__Prompt__
Quote each of the entries below verbatim, reproducing every line without alteration.
※ ※ ※
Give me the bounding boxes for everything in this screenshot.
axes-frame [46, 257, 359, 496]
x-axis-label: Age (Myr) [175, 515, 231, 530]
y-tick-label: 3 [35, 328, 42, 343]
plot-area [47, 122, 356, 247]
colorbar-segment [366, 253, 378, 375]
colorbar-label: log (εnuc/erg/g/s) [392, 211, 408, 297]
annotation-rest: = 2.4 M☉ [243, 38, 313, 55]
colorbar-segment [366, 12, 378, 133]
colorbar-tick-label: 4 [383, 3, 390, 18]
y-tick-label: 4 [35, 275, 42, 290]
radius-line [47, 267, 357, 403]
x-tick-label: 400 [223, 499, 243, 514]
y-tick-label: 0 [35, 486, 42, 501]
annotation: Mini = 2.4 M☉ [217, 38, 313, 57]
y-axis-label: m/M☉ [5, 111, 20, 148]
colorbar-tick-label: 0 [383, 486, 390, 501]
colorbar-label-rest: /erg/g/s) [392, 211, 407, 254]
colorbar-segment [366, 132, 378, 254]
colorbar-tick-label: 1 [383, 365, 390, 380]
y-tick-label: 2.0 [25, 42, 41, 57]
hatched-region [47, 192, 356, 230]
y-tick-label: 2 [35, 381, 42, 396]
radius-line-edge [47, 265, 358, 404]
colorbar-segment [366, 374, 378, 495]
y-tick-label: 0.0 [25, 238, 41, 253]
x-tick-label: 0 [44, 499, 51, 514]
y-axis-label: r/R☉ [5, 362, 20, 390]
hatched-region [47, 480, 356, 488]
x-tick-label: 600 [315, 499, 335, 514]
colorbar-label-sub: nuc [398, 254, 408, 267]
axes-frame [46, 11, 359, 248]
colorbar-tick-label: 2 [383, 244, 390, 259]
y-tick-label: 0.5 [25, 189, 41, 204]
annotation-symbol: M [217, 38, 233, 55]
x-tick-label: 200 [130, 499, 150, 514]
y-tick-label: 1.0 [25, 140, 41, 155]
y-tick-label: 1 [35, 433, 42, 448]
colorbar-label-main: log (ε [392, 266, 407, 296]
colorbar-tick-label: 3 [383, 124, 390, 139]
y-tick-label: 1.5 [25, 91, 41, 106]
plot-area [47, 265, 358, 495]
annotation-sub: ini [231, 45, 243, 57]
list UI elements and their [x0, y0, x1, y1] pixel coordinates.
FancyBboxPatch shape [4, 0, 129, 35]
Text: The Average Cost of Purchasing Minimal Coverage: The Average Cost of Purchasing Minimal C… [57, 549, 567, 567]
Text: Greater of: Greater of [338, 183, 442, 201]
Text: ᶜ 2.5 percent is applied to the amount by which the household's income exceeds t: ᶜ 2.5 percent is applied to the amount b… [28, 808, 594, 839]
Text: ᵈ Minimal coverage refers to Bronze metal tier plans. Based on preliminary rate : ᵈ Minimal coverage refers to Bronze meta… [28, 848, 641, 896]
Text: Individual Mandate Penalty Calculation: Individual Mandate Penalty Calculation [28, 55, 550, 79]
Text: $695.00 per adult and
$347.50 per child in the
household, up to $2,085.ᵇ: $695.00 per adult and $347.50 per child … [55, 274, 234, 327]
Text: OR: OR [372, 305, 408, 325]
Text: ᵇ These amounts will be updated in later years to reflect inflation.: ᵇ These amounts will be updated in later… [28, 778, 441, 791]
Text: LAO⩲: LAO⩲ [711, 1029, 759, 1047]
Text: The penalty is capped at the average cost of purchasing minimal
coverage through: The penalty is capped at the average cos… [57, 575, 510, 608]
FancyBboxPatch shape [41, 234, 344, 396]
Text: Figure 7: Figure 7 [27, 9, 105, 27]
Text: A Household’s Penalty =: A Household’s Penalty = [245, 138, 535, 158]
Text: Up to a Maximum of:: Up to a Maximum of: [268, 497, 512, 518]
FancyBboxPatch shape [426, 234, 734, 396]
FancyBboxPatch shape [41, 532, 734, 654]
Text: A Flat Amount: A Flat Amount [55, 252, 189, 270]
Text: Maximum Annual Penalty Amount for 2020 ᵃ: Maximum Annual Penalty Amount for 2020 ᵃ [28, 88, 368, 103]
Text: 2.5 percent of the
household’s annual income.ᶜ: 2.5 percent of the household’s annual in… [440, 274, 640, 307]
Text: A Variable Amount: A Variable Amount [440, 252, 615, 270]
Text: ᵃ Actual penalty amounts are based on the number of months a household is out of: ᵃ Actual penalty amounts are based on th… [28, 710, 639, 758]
※ ※ ※
__The reply__
Give me the bounding boxes for everything in this screenshot.
axes-frame [46, 257, 359, 496]
x-axis-label: Age (Myr) [175, 515, 231, 530]
y-tick-label: 3 [35, 328, 42, 343]
plot-area [47, 122, 356, 247]
colorbar-segment [366, 253, 378, 375]
colorbar-label: log (εnuc/erg/g/s) [392, 211, 408, 297]
annotation-rest: = 2.4 M☉ [243, 38, 313, 55]
colorbar-segment [366, 12, 378, 133]
colorbar-tick-label: 4 [383, 3, 390, 18]
y-tick-label: 4 [35, 275, 42, 290]
radius-line [47, 267, 357, 403]
x-tick-label: 400 [223, 499, 243, 514]
y-tick-label: 0 [35, 486, 42, 501]
annotation: Mini = 2.4 M☉ [217, 38, 313, 57]
y-axis-label: m/M☉ [5, 111, 20, 148]
colorbar-tick-label: 0 [383, 486, 390, 501]
colorbar-label-rest: /erg/g/s) [392, 211, 407, 254]
colorbar-segment [366, 132, 378, 254]
colorbar-tick-label: 1 [383, 365, 390, 380]
y-tick-label: 2.0 [25, 42, 41, 57]
hatched-region [47, 192, 356, 230]
y-tick-label: 2 [35, 381, 42, 396]
radius-line-edge [47, 265, 358, 404]
colorbar-segment [366, 374, 378, 495]
y-tick-label: 0.0 [25, 238, 41, 253]
x-tick-label: 0 [44, 499, 51, 514]
y-axis-label: r/R☉ [5, 362, 20, 390]
hatched-region [47, 480, 356, 488]
x-tick-label: 600 [315, 499, 335, 514]
colorbar-label-sub: nuc [398, 254, 408, 267]
axes-frame [46, 11, 359, 248]
colorbar-tick-label: 2 [383, 244, 390, 259]
y-tick-label: 0.5 [25, 189, 41, 204]
annotation-symbol: M [217, 38, 233, 55]
x-tick-label: 200 [130, 499, 150, 514]
y-tick-label: 1.0 [25, 140, 41, 155]
y-tick-label: 1 [35, 433, 42, 448]
colorbar-label-main: log (ε [392, 266, 407, 296]
colorbar-tick-label: 3 [383, 124, 390, 139]
y-tick-label: 1.5 [25, 91, 41, 106]
plot-area [47, 265, 358, 495]
annotation-sub: ini [231, 45, 243, 57]
list UI elements and their [x0, y0, x1, y1] pixel coordinates.
FancyBboxPatch shape [4, 0, 129, 35]
Text: The Average Cost of Purchasing Minimal Coverage: The Average Cost of Purchasing Minimal C… [57, 549, 567, 567]
Text: Greater of: Greater of [338, 183, 442, 201]
Text: ᶜ 2.5 percent is applied to the amount by which the household's income exceeds t: ᶜ 2.5 percent is applied to the amount b… [28, 808, 594, 839]
Text: ᵈ Minimal coverage refers to Bronze metal tier plans. Based on preliminary rate : ᵈ Minimal coverage refers to Bronze meta… [28, 848, 641, 896]
Text: Individual Mandate Penalty Calculation: Individual Mandate Penalty Calculation [28, 55, 550, 79]
Text: $695.00 per adult and
$347.50 per child in the
household, up to $2,085.ᵇ: $695.00 per adult and $347.50 per child … [55, 274, 234, 327]
Text: OR: OR [372, 305, 408, 325]
Text: ᵇ These amounts will be updated in later years to reflect inflation.: ᵇ These amounts will be updated in later… [28, 778, 441, 791]
Text: LAO⩲: LAO⩲ [711, 1029, 759, 1047]
Text: The penalty is capped at the average cost of purchasing minimal
coverage through: The penalty is capped at the average cos… [57, 575, 510, 608]
FancyBboxPatch shape [41, 234, 344, 396]
Text: Figure 7: Figure 7 [27, 9, 105, 27]
Text: A Household’s Penalty =: A Household’s Penalty = [245, 138, 535, 158]
Text: Up to a Maximum of:: Up to a Maximum of: [268, 497, 512, 518]
FancyBboxPatch shape [426, 234, 734, 396]
FancyBboxPatch shape [41, 532, 734, 654]
Text: A Flat Amount: A Flat Amount [55, 252, 189, 270]
Text: Maximum Annual Penalty Amount for 2020 ᵃ: Maximum Annual Penalty Amount for 2020 ᵃ [28, 88, 368, 103]
Text: 2.5 percent of the
household’s annual income.ᶜ: 2.5 percent of the household’s annual in… [440, 274, 640, 307]
Text: A Variable Amount: A Variable Amount [440, 252, 615, 270]
Text: ᵃ Actual penalty amounts are based on the number of months a household is out of: ᵃ Actual penalty amounts are based on th… [28, 710, 639, 758]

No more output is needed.